--- Start of Stored data ---
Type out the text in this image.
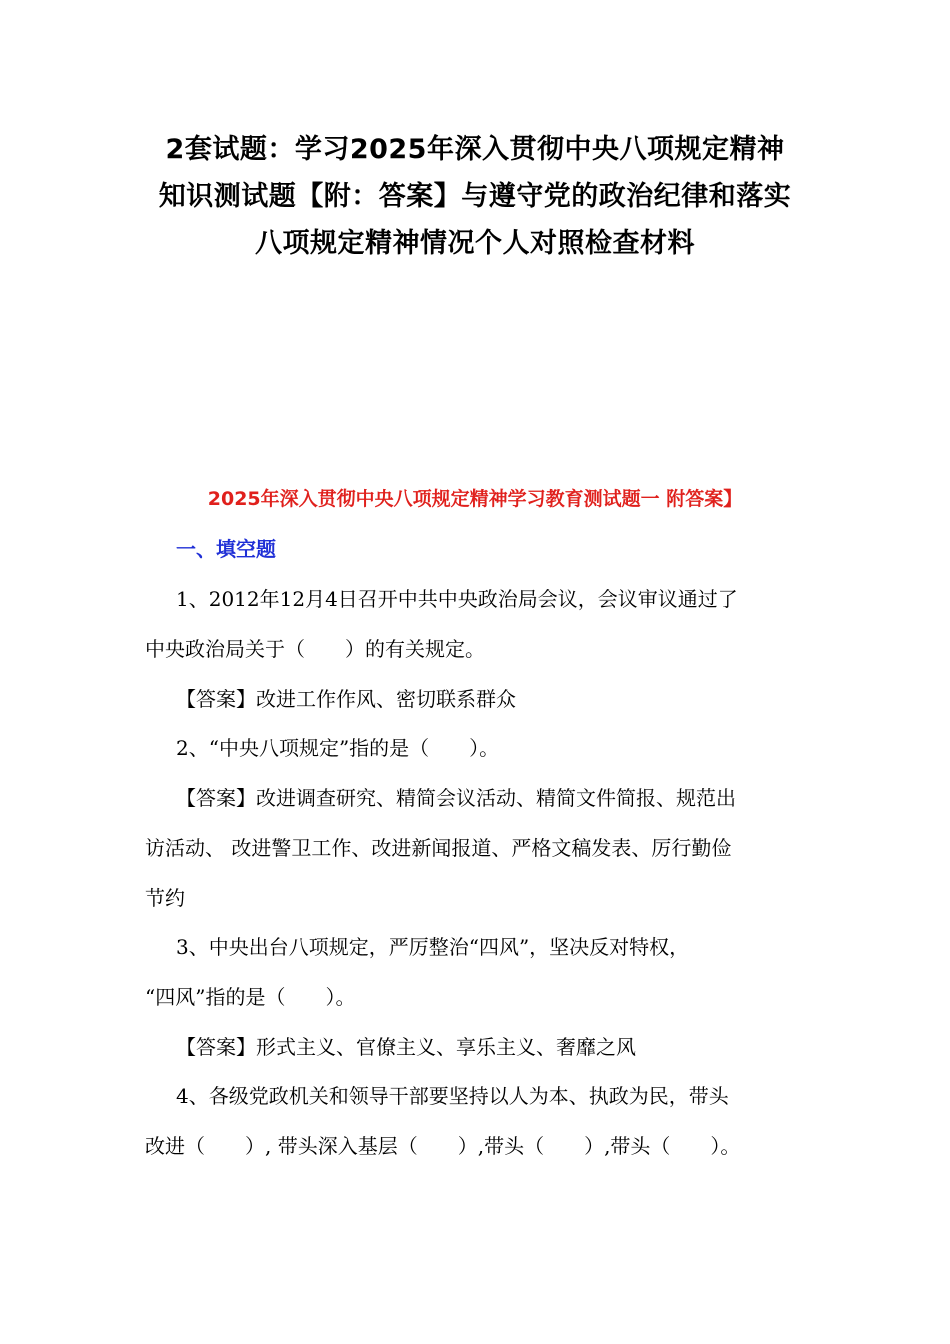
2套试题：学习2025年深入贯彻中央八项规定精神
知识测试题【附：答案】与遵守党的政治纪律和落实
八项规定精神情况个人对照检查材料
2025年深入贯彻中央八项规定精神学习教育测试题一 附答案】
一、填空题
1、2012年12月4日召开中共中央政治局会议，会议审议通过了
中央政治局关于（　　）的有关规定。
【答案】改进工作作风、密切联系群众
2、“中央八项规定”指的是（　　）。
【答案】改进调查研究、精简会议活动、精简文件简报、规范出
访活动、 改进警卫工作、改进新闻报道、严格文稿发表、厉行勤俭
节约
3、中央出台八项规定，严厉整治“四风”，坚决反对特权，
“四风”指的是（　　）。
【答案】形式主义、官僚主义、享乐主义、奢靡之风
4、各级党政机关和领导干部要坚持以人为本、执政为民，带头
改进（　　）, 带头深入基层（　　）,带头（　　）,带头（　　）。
--- End of Stored data ---
Objective:
All of the lines above should be printed exactly, minus the pictures.

The result:
Type out the text in this image.
2套试题：学习2025年深入贯彻中央八项规定精神
知识测试题【附：答案】与遵守党的政治纪律和落实
八项规定精神情况个人对照检查材料
2025年深入贯彻中央八项规定精神学习教育测试题一 附答案】
一、填空题
1、2012年12月4日召开中共中央政治局会议，会议审议通过了
中央政治局关于（　　）的有关规定。
【答案】改进工作作风、密切联系群众
2、“中央八项规定”指的是（　　）。
【答案】改进调查研究、精简会议活动、精简文件简报、规范出
访活动、 改进警卫工作、改进新闻报道、严格文稿发表、厉行勤俭
节约
3、中央出台八项规定，严厉整治“四风”，坚决反对特权，
“四风”指的是（　　）。
【答案】形式主义、官僚主义、享乐主义、奢靡之风
4、各级党政机关和领导干部要坚持以人为本、执政为民，带头
改进（　　）, 带头深入基层（　　）,带头（　　）,带头（　　）。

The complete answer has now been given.